WORK INSTRUCTION
Write out every record below exactly as it appears, omitting the pictures.
※ ※ ※
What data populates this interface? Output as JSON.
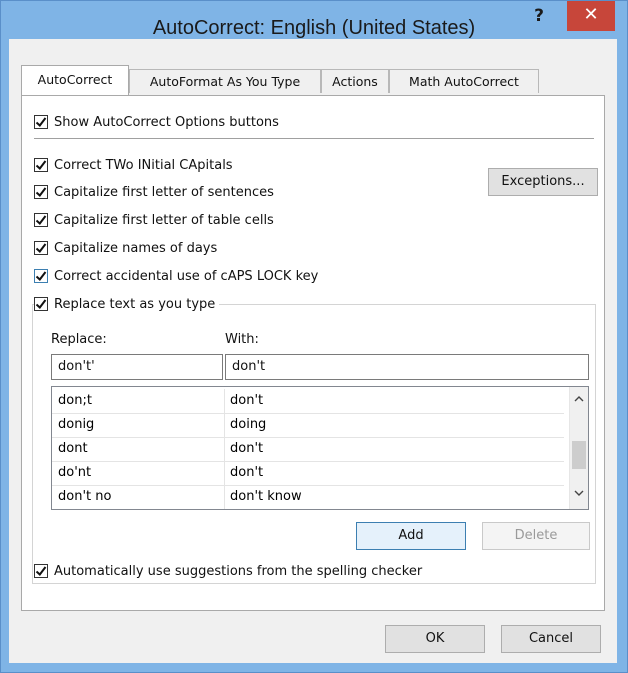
{
  "window": {
    "title": "AutoCorrect: English (United States)",
    "help_label": "?",
    "close_label": "✕"
  },
  "tabs": [
    {
      "label": "AutoCorrect"
    },
    {
      "label": "AutoFormat As You Type"
    },
    {
      "label": "Actions"
    },
    {
      "label": "Math AutoCorrect"
    }
  ],
  "options": {
    "show_buttons": {
      "label": "Show AutoCorrect Options buttons",
      "checked": true
    },
    "two_initial_caps": {
      "label": "Correct TWo INitial CApitals",
      "checked": true
    },
    "first_letter_sentences": {
      "label": "Capitalize first letter of sentences",
      "checked": true
    },
    "first_letter_cells": {
      "label": "Capitalize first letter of table cells",
      "checked": true
    },
    "names_of_days": {
      "label": "Capitalize names of days",
      "checked": true
    },
    "caps_lock": {
      "label": "Correct accidental use of cAPS LOCK key",
      "checked": true
    },
    "replace_text": {
      "label": "Replace text as you type",
      "checked": true
    },
    "spelling_suggestions": {
      "label": "Automatically use suggestions from the spelling checker",
      "checked": true
    }
  },
  "buttons": {
    "exceptions": "Exceptions...",
    "add": "Add",
    "delete": "Delete",
    "ok": "OK",
    "cancel": "Cancel"
  },
  "replace": {
    "replace_label": "Replace:",
    "with_label": "With:",
    "replace_value": "don't'",
    "with_value": "don't",
    "entries": [
      {
        "replace": "don;t",
        "with": "don't"
      },
      {
        "replace": "donig",
        "with": "doing"
      },
      {
        "replace": "dont",
        "with": "don't"
      },
      {
        "replace": "do'nt",
        "with": "don't"
      },
      {
        "replace": "don't no",
        "with": "don't know"
      }
    ]
  },
  "icons": {
    "check": "checkmark-icon",
    "scroll_up": "chevron-up-icon",
    "scroll_down": "chevron-down-icon"
  },
  "colors": {
    "title_bar": "#7fb4e6",
    "close_button": "#c7463a",
    "dialog_bg": "#f0f0f0"
  }
}
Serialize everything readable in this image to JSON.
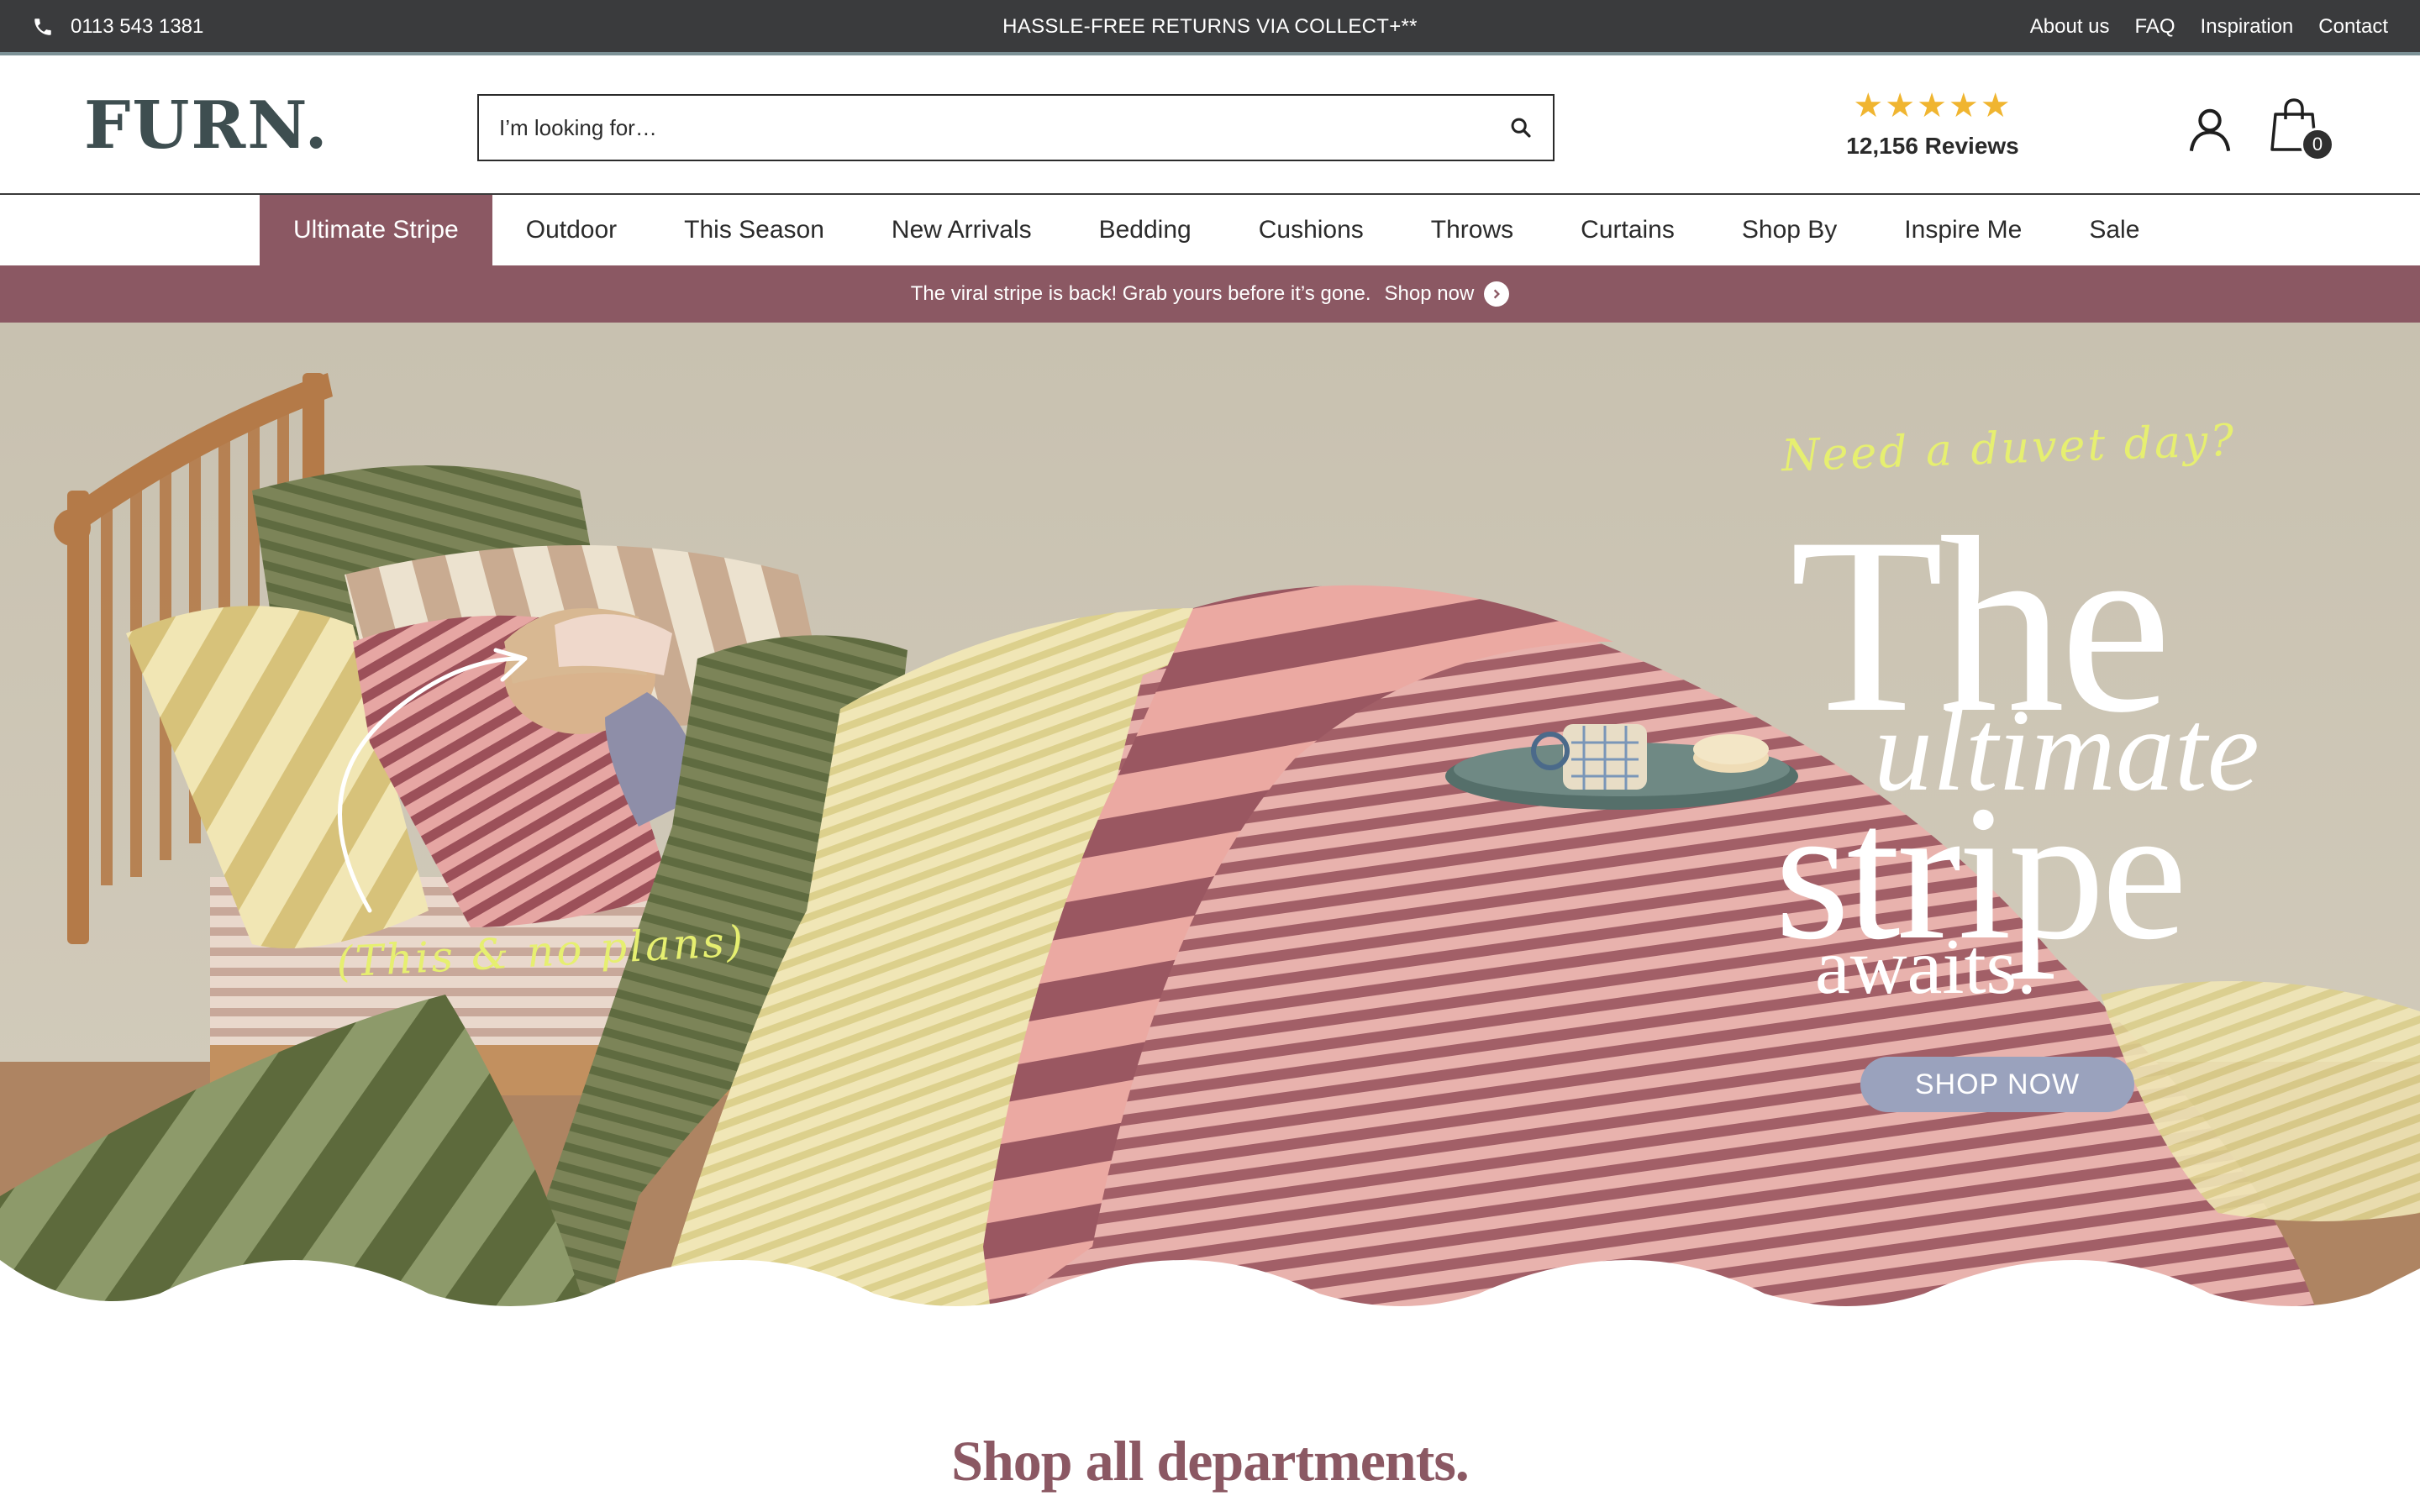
{
  "topbar": {
    "phone": "0113 543 1381",
    "promo": "HASSLE-FREE RETURNS VIA COLLECT+**",
    "links": [
      "About us",
      "FAQ",
      "Inspiration",
      "Contact"
    ]
  },
  "header": {
    "logo": "FURN.",
    "search_placeholder": "I’m looking for…",
    "rating_stars": 5,
    "reviews_count": "12,156 Reviews",
    "bag_count": "0"
  },
  "nav": {
    "items": [
      "Ultimate Stripe",
      "Outdoor",
      "This Season",
      "New Arrivals",
      "Bedding",
      "Cushions",
      "Throws",
      "Curtains",
      "Shop By",
      "Inspire Me",
      "Sale"
    ],
    "active": "Ultimate Stripe"
  },
  "announcement": {
    "text": "The viral stripe is back! Grab yours before it’s gone.",
    "link": "Shop now"
  },
  "hero": {
    "tagline": "Need a duvet day?",
    "note": "(This & no plans)",
    "title_the": "The",
    "title_ultimate": "ultimate",
    "title_stripe": "stripe",
    "title_awaits": "awaits.",
    "cta": "SHOP NOW"
  },
  "section": {
    "title": "Shop all departments."
  },
  "colors": {
    "topbar_bg": "#3a3b3d",
    "accent_plum": "#8b5863",
    "logo": "#3e4e50",
    "stars": "#f0b530",
    "handwriting": "#e6ef70",
    "cta_bg": "#9aa2bd"
  },
  "icons": [
    "phone-icon",
    "search-icon",
    "star-icon",
    "account-icon",
    "shopping-bag-icon",
    "chevron-right-icon"
  ]
}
※ ※ ※
ANSWER BOX
What data populates this interface? Output as JSON.
{
  "window": {
    "title": "AutoCorrect: English (United States)",
    "help_label": "?",
    "close_label": "✕"
  },
  "tabs": [
    {
      "label": "AutoCorrect"
    },
    {
      "label": "AutoFormat As You Type"
    },
    {
      "label": "Actions"
    },
    {
      "label": "Math AutoCorrect"
    }
  ],
  "options": {
    "show_buttons": {
      "label": "Show AutoCorrect Options buttons",
      "checked": true
    },
    "two_initial_caps": {
      "label": "Correct TWo INitial CApitals",
      "checked": true
    },
    "first_letter_sentences": {
      "label": "Capitalize first letter of sentences",
      "checked": true
    },
    "first_letter_cells": {
      "label": "Capitalize first letter of table cells",
      "checked": true
    },
    "names_of_days": {
      "label": "Capitalize names of days",
      "checked": true
    },
    "caps_lock": {
      "label": "Correct accidental use of cAPS LOCK key",
      "checked": true
    },
    "replace_text": {
      "label": "Replace text as you type",
      "checked": true
    },
    "spelling_suggestions": {
      "label": "Automatically use suggestions from the spelling checker",
      "checked": true
    }
  },
  "buttons": {
    "exceptions": "Exceptions...",
    "add": "Add",
    "delete": "Delete",
    "ok": "OK",
    "cancel": "Cancel"
  },
  "replace": {
    "replace_label": "Replace:",
    "with_label": "With:",
    "replace_value": "don't'",
    "with_value": "don't",
    "entries": [
      {
        "replace": "don;t",
        "with": "don't"
      },
      {
        "replace": "donig",
        "with": "doing"
      },
      {
        "replace": "dont",
        "with": "don't"
      },
      {
        "replace": "do'nt",
        "with": "don't"
      },
      {
        "replace": "don't no",
        "with": "don't know"
      }
    ]
  },
  "icons": {
    "check": "checkmark-icon",
    "scroll_up": "chevron-up-icon",
    "scroll_down": "chevron-down-icon"
  },
  "colors": {
    "title_bar": "#7fb4e6",
    "close_button": "#c7463a",
    "dialog_bg": "#f0f0f0"
  }
}
Serialize everything readable in this image to JSON.
{
  "topbar": {
    "phone": "0113 543 1381",
    "promo": "HASSLE-FREE RETURNS VIA COLLECT+**",
    "links": [
      "About us",
      "FAQ",
      "Inspiration",
      "Contact"
    ]
  },
  "header": {
    "logo": "FURN.",
    "search_placeholder": "I’m looking for…",
    "rating_stars": 5,
    "reviews_count": "12,156 Reviews",
    "bag_count": "0"
  },
  "nav": {
    "items": [
      "Ultimate Stripe",
      "Outdoor",
      "This Season",
      "New Arrivals",
      "Bedding",
      "Cushions",
      "Throws",
      "Curtains",
      "Shop By",
      "Inspire Me",
      "Sale"
    ],
    "active": "Ultimate Stripe"
  },
  "announcement": {
    "text": "The viral stripe is back! Grab yours before it’s gone.",
    "link": "Shop now"
  },
  "hero": {
    "tagline": "Need a duvet day?",
    "note": "(This & no plans)",
    "title_the": "The",
    "title_ultimate": "ultimate",
    "title_stripe": "stripe",
    "title_awaits": "awaits.",
    "cta": "SHOP NOW"
  },
  "section": {
    "title": "Shop all departments."
  },
  "colors": {
    "topbar_bg": "#3a3b3d",
    "accent_plum": "#8b5863",
    "logo": "#3e4e50",
    "stars": "#f0b530",
    "handwriting": "#e6ef70",
    "cta_bg": "#9aa2bd"
  },
  "icons": [
    "phone-icon",
    "search-icon",
    "star-icon",
    "account-icon",
    "shopping-bag-icon",
    "chevron-right-icon"
  ]
}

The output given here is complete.